Exercise aim: Rewrite the lines below as a numbered list, omitting any blank lines.

****************

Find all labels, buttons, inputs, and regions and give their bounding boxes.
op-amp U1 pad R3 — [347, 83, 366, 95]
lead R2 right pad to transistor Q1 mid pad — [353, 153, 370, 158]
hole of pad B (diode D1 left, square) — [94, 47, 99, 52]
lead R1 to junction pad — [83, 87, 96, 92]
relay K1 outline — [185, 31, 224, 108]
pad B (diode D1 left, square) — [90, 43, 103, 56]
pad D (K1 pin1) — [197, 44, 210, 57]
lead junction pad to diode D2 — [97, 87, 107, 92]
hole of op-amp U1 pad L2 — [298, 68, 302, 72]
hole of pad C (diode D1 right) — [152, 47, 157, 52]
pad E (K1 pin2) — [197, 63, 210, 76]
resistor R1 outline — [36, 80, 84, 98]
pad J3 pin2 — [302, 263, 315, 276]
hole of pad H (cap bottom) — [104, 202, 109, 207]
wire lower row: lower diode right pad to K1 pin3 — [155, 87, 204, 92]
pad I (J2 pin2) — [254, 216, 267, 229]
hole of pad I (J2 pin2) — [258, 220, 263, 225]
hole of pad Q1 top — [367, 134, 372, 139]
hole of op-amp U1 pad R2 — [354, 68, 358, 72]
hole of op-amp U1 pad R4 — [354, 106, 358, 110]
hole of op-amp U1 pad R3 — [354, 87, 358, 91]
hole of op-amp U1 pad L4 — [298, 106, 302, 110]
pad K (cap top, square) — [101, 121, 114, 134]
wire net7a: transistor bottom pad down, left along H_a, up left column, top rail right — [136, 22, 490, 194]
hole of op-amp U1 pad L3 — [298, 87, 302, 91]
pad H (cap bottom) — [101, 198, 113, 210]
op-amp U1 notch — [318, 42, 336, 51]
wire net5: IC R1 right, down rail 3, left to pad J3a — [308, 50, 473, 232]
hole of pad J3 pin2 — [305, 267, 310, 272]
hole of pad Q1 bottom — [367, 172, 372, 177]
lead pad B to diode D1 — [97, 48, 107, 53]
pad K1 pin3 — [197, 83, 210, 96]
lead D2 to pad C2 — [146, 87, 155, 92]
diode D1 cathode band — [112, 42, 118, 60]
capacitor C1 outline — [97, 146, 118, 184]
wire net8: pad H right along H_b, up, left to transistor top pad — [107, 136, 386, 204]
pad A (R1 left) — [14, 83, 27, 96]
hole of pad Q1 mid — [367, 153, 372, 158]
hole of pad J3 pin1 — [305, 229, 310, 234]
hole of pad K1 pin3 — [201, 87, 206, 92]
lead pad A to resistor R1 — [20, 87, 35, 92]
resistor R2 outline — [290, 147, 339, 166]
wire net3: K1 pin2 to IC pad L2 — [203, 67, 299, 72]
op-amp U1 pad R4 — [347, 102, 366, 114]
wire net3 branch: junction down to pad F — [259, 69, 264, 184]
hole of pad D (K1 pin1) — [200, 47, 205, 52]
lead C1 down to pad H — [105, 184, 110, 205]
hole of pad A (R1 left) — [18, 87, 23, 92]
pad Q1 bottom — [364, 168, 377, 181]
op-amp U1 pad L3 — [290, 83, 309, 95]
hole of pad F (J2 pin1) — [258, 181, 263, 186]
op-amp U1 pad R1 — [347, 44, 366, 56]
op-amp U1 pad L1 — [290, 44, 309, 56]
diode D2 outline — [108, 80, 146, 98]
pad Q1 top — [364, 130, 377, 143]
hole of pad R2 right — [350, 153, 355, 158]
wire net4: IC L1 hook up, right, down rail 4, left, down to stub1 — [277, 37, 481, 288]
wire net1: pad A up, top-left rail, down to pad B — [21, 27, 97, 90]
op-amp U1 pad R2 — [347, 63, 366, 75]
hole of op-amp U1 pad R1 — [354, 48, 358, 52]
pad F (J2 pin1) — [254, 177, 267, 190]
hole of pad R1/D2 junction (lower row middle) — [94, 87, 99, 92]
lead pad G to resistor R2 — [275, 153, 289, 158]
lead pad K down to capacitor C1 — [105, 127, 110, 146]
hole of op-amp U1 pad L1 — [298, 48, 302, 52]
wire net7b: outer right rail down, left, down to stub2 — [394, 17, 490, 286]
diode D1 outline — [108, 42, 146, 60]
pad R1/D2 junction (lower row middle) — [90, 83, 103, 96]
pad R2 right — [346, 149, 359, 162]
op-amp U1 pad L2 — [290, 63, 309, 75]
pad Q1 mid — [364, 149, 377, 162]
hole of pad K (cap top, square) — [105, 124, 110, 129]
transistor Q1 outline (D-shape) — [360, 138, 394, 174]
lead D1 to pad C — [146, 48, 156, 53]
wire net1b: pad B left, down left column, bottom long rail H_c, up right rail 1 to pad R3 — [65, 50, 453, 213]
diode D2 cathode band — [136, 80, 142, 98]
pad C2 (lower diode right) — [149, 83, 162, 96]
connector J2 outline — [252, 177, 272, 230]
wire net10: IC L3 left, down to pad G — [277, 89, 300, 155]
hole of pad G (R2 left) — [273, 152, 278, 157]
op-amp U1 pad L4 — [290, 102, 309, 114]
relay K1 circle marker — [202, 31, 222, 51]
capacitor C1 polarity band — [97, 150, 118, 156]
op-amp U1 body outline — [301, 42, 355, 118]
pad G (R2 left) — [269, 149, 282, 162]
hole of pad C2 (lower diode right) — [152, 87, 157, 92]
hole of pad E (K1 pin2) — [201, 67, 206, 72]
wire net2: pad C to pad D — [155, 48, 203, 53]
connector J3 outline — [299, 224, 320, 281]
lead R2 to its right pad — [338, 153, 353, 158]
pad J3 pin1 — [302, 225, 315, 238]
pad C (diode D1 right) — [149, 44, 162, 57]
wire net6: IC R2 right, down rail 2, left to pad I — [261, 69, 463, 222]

****************

Answer for the task:
1. Find all labels, buttons, inputs, and regions and give their bounding boxes.
2. op-amp U1 pad R3 — [347, 83, 366, 95]
3. lead R2 right pad to transistor Q1 mid pad — [353, 153, 370, 158]
4. hole of pad B (diode D1 left, square) — [94, 47, 99, 52]
5. lead R1 to junction pad — [83, 87, 96, 92]
6. relay K1 outline — [185, 31, 224, 108]
7. pad B (diode D1 left, square) — [90, 43, 103, 56]
8. pad D (K1 pin1) — [197, 44, 210, 57]
9. lead junction pad to diode D2 — [97, 87, 107, 92]
10. hole of op-amp U1 pad L2 — [298, 68, 302, 72]
11. hole of pad C (diode D1 right) — [152, 47, 157, 52]
12. pad E (K1 pin2) — [197, 63, 210, 76]
13. resistor R1 outline — [36, 80, 84, 98]
14. pad J3 pin2 — [302, 263, 315, 276]
15. hole of pad H (cap bottom) — [104, 202, 109, 207]
16. wire lower row: lower diode right pad to K1 pin3 — [155, 87, 204, 92]
17. pad I (J2 pin2) — [254, 216, 267, 229]
18. hole of pad I (J2 pin2) — [258, 220, 263, 225]
19. hole of pad Q1 top — [367, 134, 372, 139]
20. hole of op-amp U1 pad R2 — [354, 68, 358, 72]
21. hole of op-amp U1 pad R4 — [354, 106, 358, 110]
22. hole of op-amp U1 pad R3 — [354, 87, 358, 91]
23. hole of op-amp U1 pad L4 — [298, 106, 302, 110]
24. pad K (cap top, square) — [101, 121, 114, 134]
25. wire net7a: transistor bottom pad down, left along H_a, up left column, top rail right — [136, 22, 490, 194]
26. hole of op-amp U1 pad L3 — [298, 87, 302, 91]
27. pad H (cap bottom) — [101, 198, 113, 210]
28. op-amp U1 notch — [318, 42, 336, 51]
29. wire net5: IC R1 right, down rail 3, left to pad J3a — [308, 50, 473, 232]
30. hole of pad J3 pin2 — [305, 267, 310, 272]
31. hole of pad Q1 bottom — [367, 172, 372, 177]
32. lead pad B to diode D1 — [97, 48, 107, 53]
33. pad K1 pin3 — [197, 83, 210, 96]
34. lead D2 to pad C2 — [146, 87, 155, 92]
35. diode D1 cathode band — [112, 42, 118, 60]
36. capacitor C1 outline — [97, 146, 118, 184]
37. wire net8: pad H right along H_b, up, left to transistor top pad — [107, 136, 386, 204]
38. pad A (R1 left) — [14, 83, 27, 96]
39. hole of pad Q1 mid — [367, 153, 372, 158]
40. hole of pad J3 pin1 — [305, 229, 310, 234]
41. hole of pad K1 pin3 — [201, 87, 206, 92]
42. lead pad A to resistor R1 — [20, 87, 35, 92]
43. resistor R2 outline — [290, 147, 339, 166]
44. wire net3: K1 pin2 to IC pad L2 — [203, 67, 299, 72]
45. op-amp U1 pad R4 — [347, 102, 366, 114]
46. wire net3 branch: junction down to pad F — [259, 69, 264, 184]
47. hole of pad D (K1 pin1) — [200, 47, 205, 52]
48. lead C1 down to pad H — [105, 184, 110, 205]
49. hole of pad A (R1 left) — [18, 87, 23, 92]
50. pad Q1 bottom — [364, 168, 377, 181]
51. op-amp U1 pad L3 — [290, 83, 309, 95]
52. hole of pad F (J2 pin1) — [258, 181, 263, 186]
53. op-amp U1 pad R1 — [347, 44, 366, 56]
54. op-amp U1 pad L1 — [290, 44, 309, 56]
55. diode D2 outline — [108, 80, 146, 98]
56. pad Q1 top — [364, 130, 377, 143]
57. hole of pad R2 right — [350, 153, 355, 158]
58. wire net4: IC L1 hook up, right, down rail 4, left, down to stub1 — [277, 37, 481, 288]
59. wire net1: pad A up, top-left rail, down to pad B — [21, 27, 97, 90]
60. op-amp U1 pad R2 — [347, 63, 366, 75]
61. hole of op-amp U1 pad R1 — [354, 48, 358, 52]
62. pad F (J2 pin1) — [254, 177, 267, 190]
63. hole of pad R1/D2 junction (lower row middle) — [94, 87, 99, 92]
64. lead pad G to resistor R2 — [275, 153, 289, 158]
65. lead pad K down to capacitor C1 — [105, 127, 110, 146]
66. hole of op-amp U1 pad L1 — [298, 48, 302, 52]
67. wire net7b: outer right rail down, left, down to stub2 — [394, 17, 490, 286]
68. diode D1 outline — [108, 42, 146, 60]
69. pad R1/D2 junction (lower row middle) — [90, 83, 103, 96]
70. pad R2 right — [346, 149, 359, 162]
71. op-amp U1 pad L2 — [290, 63, 309, 75]
72. pad Q1 mid — [364, 149, 377, 162]
73. hole of pad K (cap top, square) — [105, 124, 110, 129]
74. transistor Q1 outline (D-shape) — [360, 138, 394, 174]
75. lead D1 to pad C — [146, 48, 156, 53]
76. wire net1b: pad B left, down left column, bottom long rail H_c, up right rail 1 to pad R3 — [65, 50, 453, 213]
77. diode D2 cathode band — [136, 80, 142, 98]
78. pad C2 (lower diode right) — [149, 83, 162, 96]
79. connector J2 outline — [252, 177, 272, 230]
80. wire net10: IC L3 left, down to pad G — [277, 89, 300, 155]
81. hole of pad G (R2 left) — [273, 152, 278, 157]
82. op-amp U1 pad L4 — [290, 102, 309, 114]
83. relay K1 circle marker — [202, 31, 222, 51]
84. capacitor C1 polarity band — [97, 150, 118, 156]
85. op-amp U1 body outline — [301, 42, 355, 118]
86. pad G (R2 left) — [269, 149, 282, 162]
87. hole of pad C2 (lower diode right) — [152, 87, 157, 92]
88. hole of pad E (K1 pin2) — [201, 67, 206, 72]
89. wire net2: pad C to pad D — [155, 48, 203, 53]
90. connector J3 outline — [299, 224, 320, 281]
91. lead R2 to its right pad — [338, 153, 353, 158]
92. pad J3 pin1 — [302, 225, 315, 238]
93. pad C (diode D1 right) — [149, 44, 162, 57]
94. wire net6: IC R2 right, down rail 2, left to pad I — [261, 69, 463, 222]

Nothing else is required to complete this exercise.